**AIM OF THE TASK**.
Report the count of lines below that include "working", without any other text.

**DATASET RECORDS**.
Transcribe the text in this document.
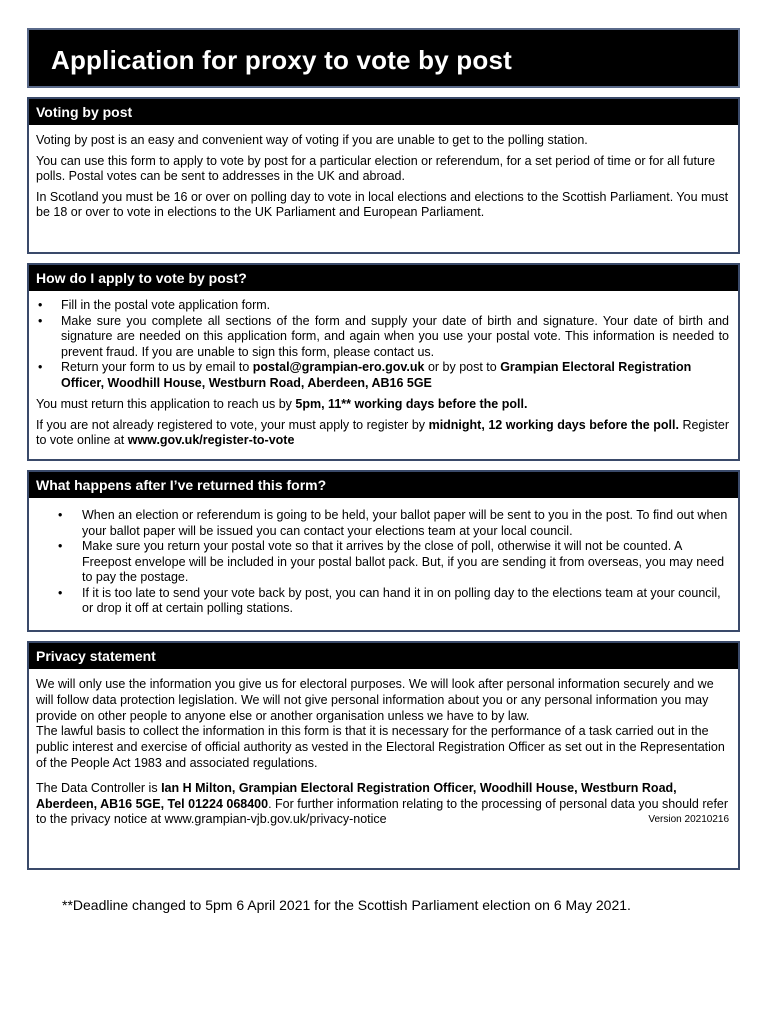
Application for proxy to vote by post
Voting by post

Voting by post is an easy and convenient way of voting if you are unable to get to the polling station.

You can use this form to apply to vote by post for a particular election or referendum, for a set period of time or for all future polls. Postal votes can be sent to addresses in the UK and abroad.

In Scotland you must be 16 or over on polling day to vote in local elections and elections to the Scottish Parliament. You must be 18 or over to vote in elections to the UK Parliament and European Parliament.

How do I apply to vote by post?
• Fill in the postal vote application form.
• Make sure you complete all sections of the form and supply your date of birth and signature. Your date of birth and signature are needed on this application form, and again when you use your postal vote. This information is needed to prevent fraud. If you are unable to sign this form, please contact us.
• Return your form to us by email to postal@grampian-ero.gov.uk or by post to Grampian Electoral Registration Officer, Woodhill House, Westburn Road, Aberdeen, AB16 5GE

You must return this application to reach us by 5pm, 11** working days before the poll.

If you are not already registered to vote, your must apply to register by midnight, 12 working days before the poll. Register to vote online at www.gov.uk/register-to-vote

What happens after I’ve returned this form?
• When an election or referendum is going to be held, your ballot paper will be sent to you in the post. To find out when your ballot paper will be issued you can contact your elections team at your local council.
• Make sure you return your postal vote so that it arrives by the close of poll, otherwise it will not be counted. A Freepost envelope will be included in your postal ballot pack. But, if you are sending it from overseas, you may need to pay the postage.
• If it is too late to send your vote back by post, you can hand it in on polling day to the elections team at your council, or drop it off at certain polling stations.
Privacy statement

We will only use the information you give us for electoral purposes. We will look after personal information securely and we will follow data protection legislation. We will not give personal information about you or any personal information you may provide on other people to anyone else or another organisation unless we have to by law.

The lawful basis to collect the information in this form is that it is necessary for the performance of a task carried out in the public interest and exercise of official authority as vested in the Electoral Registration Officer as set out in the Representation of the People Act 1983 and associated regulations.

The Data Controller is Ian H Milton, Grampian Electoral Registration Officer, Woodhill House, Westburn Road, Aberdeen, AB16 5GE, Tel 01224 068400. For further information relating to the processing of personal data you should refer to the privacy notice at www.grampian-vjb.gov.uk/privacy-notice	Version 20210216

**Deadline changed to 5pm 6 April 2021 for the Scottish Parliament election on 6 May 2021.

**TASK ANSWER**.
2